Instructions to follow
Quote, verbatim, all material below, without pictures.

[Dataset records]
----------

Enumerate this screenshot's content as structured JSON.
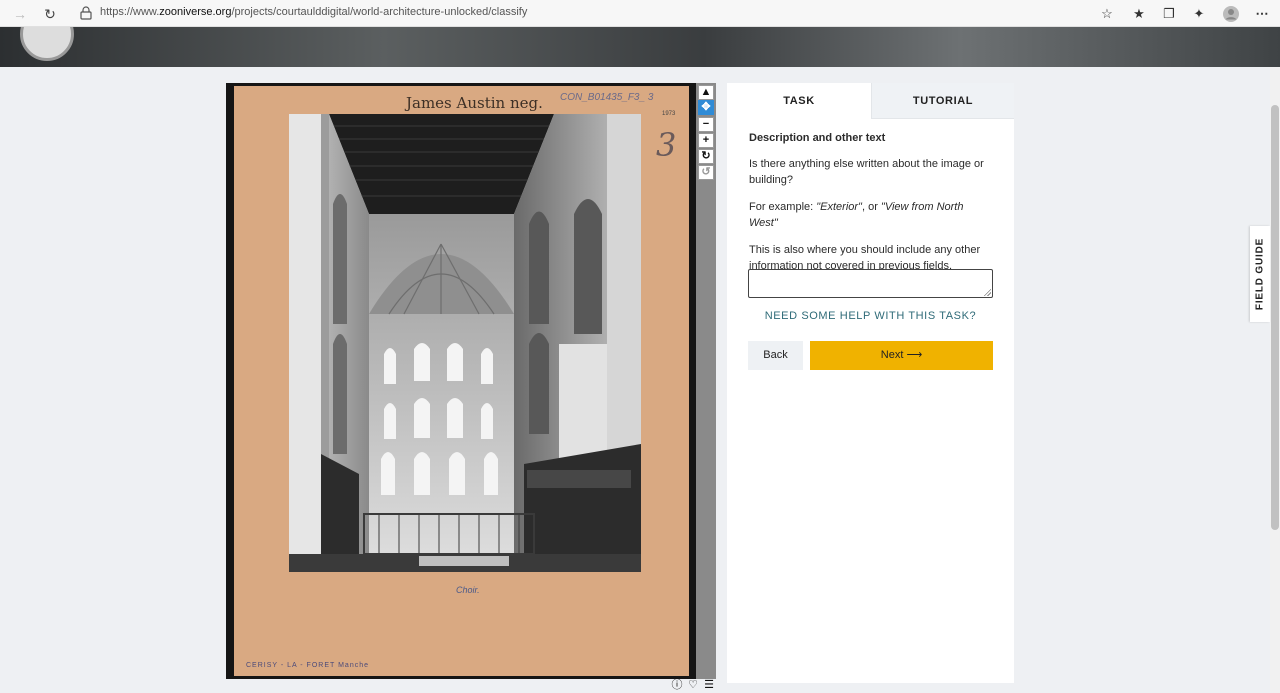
{
  "browser": {
    "url_prefix": "https://www.",
    "url_domain": "zooniverse.org",
    "url_path": "/projects/courtaulddigital/world-architecture-unlocked/classify"
  },
  "image": {
    "header_text": "James Austin neg.",
    "ref_text": "CON_B01435_F3_ 3",
    "small_number": "1973",
    "big_number": "3",
    "caption": "Choir.",
    "bottom_text": "CERISY  -  LA  -  FORET       Manche"
  },
  "viewer_tools": [
    "pointer-icon",
    "move-icon",
    "zoom-out-icon",
    "zoom-in-icon",
    "rotate-icon",
    "reset-icon"
  ],
  "tabs": {
    "task": "TASK",
    "tutorial": "TUTORIAL"
  },
  "task": {
    "heading": "Description and other text",
    "question": "Is there anything else written about the image or building?",
    "example_prefix": "For example: ",
    "example_1": "\"Exterior\"",
    "example_sep": ", or ",
    "example_2": "\"View from North West\"",
    "note": "This is also where you should include any other information not covered in previous fields.",
    "answer_value": "",
    "help_link": "NEED SOME HELP WITH THIS TASK?",
    "back_label": "Back",
    "next_label": "Next",
    "next_icon": "arrow-right-icon"
  },
  "field_guide": "FIELD GUIDE",
  "colors": {
    "accent": "#f0b200",
    "link": "#2f6b78",
    "active_tool": "#2f8bd6"
  }
}
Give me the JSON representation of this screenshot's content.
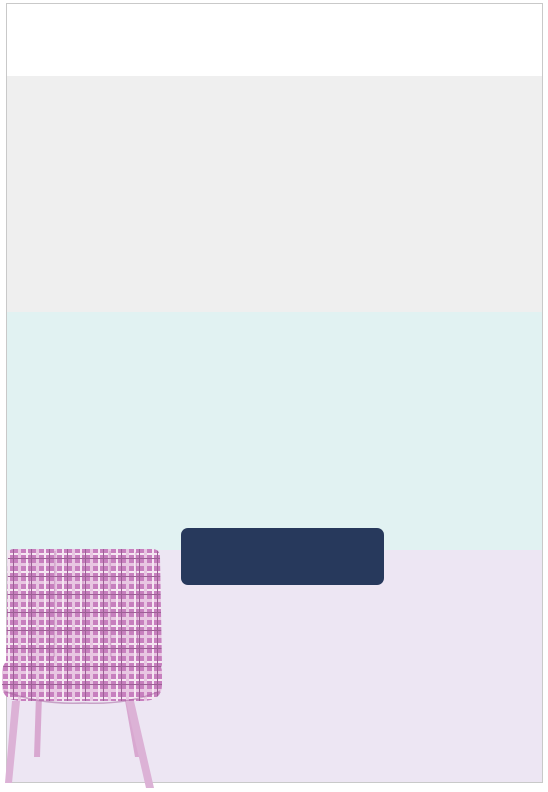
{
  "page": {
    "bands": [
      "white",
      "light-gray",
      "mint",
      "lavender"
    ]
  },
  "cta": {
    "label": "",
    "color": "#27395c"
  },
  "chair": {
    "pattern": "pink plaid",
    "color": "#c77fbe",
    "leg_color": "#d8a8d0"
  },
  "colors": {
    "gray_band": "#efefef",
    "mint_band": "#e1f2f2",
    "lavender_band": "#ede6f3"
  }
}
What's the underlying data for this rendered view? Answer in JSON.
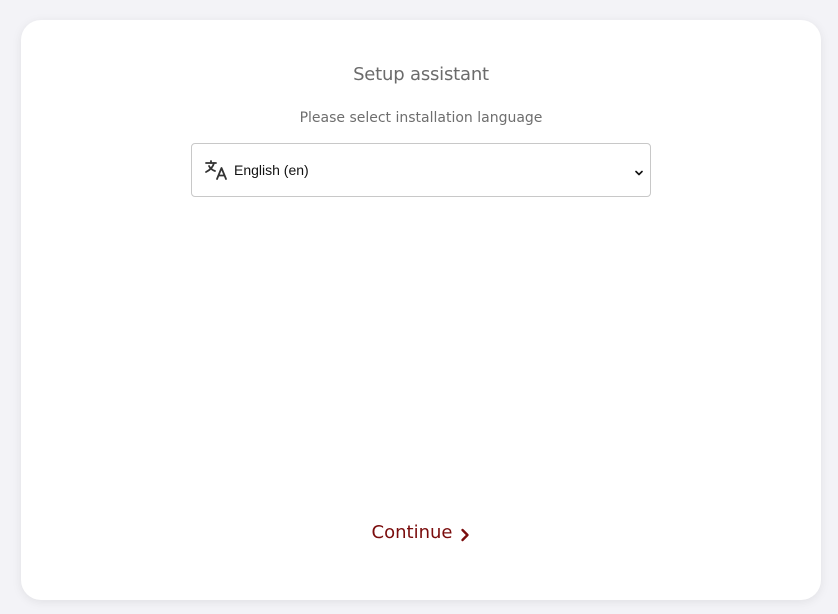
{
  "setup": {
    "title": "Setup assistant",
    "subtitle": "Please select installation language",
    "language_select": {
      "selected": "English (en)",
      "icon": "translate-icon"
    },
    "continue_label": "Continue",
    "continue_icon": "chevron-right-icon"
  },
  "colors": {
    "background": "#f3f3f7",
    "card": "#ffffff",
    "accent": "#7a0c0c",
    "text_muted": "#6b6b6b"
  }
}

----------

Task answer
Enumerate this screenshot's content as structured JSON.
{
  "browser": {
    "url_prefix": "https://www.",
    "url_domain": "zooniverse.org",
    "url_path": "/projects/courtaulddigital/world-architecture-unlocked/classify"
  },
  "image": {
    "header_text": "James Austin neg.",
    "ref_text": "CON_B01435_F3_ 3",
    "small_number": "1973",
    "big_number": "3",
    "caption": "Choir.",
    "bottom_text": "CERISY  -  LA  -  FORET       Manche"
  },
  "viewer_tools": [
    "pointer-icon",
    "move-icon",
    "zoom-out-icon",
    "zoom-in-icon",
    "rotate-icon",
    "reset-icon"
  ],
  "tabs": {
    "task": "TASK",
    "tutorial": "TUTORIAL"
  },
  "task": {
    "heading": "Description and other text",
    "question": "Is there anything else written about the image or building?",
    "example_prefix": "For example: ",
    "example_1": "\"Exterior\"",
    "example_sep": ", or ",
    "example_2": "\"View from North West\"",
    "note": "This is also where you should include any other information not covered in previous fields.",
    "answer_value": "",
    "help_link": "NEED SOME HELP WITH THIS TASK?",
    "back_label": "Back",
    "next_label": "Next",
    "next_icon": "arrow-right-icon"
  },
  "field_guide": "FIELD GUIDE",
  "colors": {
    "accent": "#f0b200",
    "link": "#2f6b78",
    "active_tool": "#2f8bd6"
  }
}
Give me the JSON representation of this screenshot's content.
{
  "page": {
    "bands": [
      "white",
      "light-gray",
      "mint",
      "lavender"
    ]
  },
  "cta": {
    "label": "",
    "color": "#27395c"
  },
  "chair": {
    "pattern": "pink plaid",
    "color": "#c77fbe",
    "leg_color": "#d8a8d0"
  },
  "colors": {
    "gray_band": "#efefef",
    "mint_band": "#e1f2f2",
    "lavender_band": "#ede6f3"
  }
}
What's the underlying data for this rendered view? Answer in JSON.
{
  "setup": {
    "title": "Setup assistant",
    "subtitle": "Please select installation language",
    "language_select": {
      "selected": "English (en)",
      "icon": "translate-icon"
    },
    "continue_label": "Continue",
    "continue_icon": "chevron-right-icon"
  },
  "colors": {
    "background": "#f3f3f7",
    "card": "#ffffff",
    "accent": "#7a0c0c",
    "text_muted": "#6b6b6b"
  }
}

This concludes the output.